_Stored records_.
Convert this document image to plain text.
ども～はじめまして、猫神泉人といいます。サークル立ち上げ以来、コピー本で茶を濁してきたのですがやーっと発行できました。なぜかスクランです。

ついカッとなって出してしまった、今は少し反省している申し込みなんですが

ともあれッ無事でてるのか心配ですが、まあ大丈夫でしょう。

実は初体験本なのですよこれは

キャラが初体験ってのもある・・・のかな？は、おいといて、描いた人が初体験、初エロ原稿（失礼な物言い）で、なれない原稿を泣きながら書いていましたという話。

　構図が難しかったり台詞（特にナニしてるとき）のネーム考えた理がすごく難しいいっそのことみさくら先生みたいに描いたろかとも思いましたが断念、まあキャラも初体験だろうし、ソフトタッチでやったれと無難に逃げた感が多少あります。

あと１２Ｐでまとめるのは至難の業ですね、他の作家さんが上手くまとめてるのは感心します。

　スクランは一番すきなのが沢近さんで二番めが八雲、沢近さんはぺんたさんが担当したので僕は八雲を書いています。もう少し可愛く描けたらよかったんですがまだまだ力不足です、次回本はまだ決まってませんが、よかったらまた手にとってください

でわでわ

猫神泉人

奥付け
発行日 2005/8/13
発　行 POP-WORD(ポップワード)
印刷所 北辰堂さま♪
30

_Task description_. Output all preceding records character for character.

_Right answer_.
Convert this document image to plain text.
ども～はじめまして、猫神泉人といいます。サークル立ち上げ以来、コピー本で茶を濁してきたのですがやーっと発行できました。なぜかスクランです。

ついカッとなって出してしまった、今は少し反省している申し込みなんですが

ともあれッ無事でてるのか心配ですが、まあ大丈夫でしょう。

実は初体験本なのですよこれは

キャラが初体験ってのもある・・・のかな？は、おいといて、描いた人が初体験、初エロ原稿（失礼な物言い）で、なれない原稿を泣きながら書いていましたという話。

　構図が難しかったり台詞（特にナニしてるとき）のネーム考えた理がすごく難しいいっそのことみさくら先生みたいに描いたろかとも思いましたが断念、まあキャラも初体験だろうし、ソフトタッチでやったれと無難に逃げた感が多少あります。

あと１２Ｐでまとめるのは至難の業ですね、他の作家さんが上手くまとめてるのは感心します。

　スクランは一番すきなのが沢近さんで二番めが八雲、沢近さんはぺんたさんが担当したので僕は八雲を書いています。もう少し可愛く描けたらよかったんですがまだまだ力不足です、次回本はまだ決まってませんが、よかったらまた手にとってください

でわでわ

猫神泉人

奥付け
発行日 2005/8/13
発　行 POP-WORD(ポップワード)
印刷所 北辰堂さま♪
30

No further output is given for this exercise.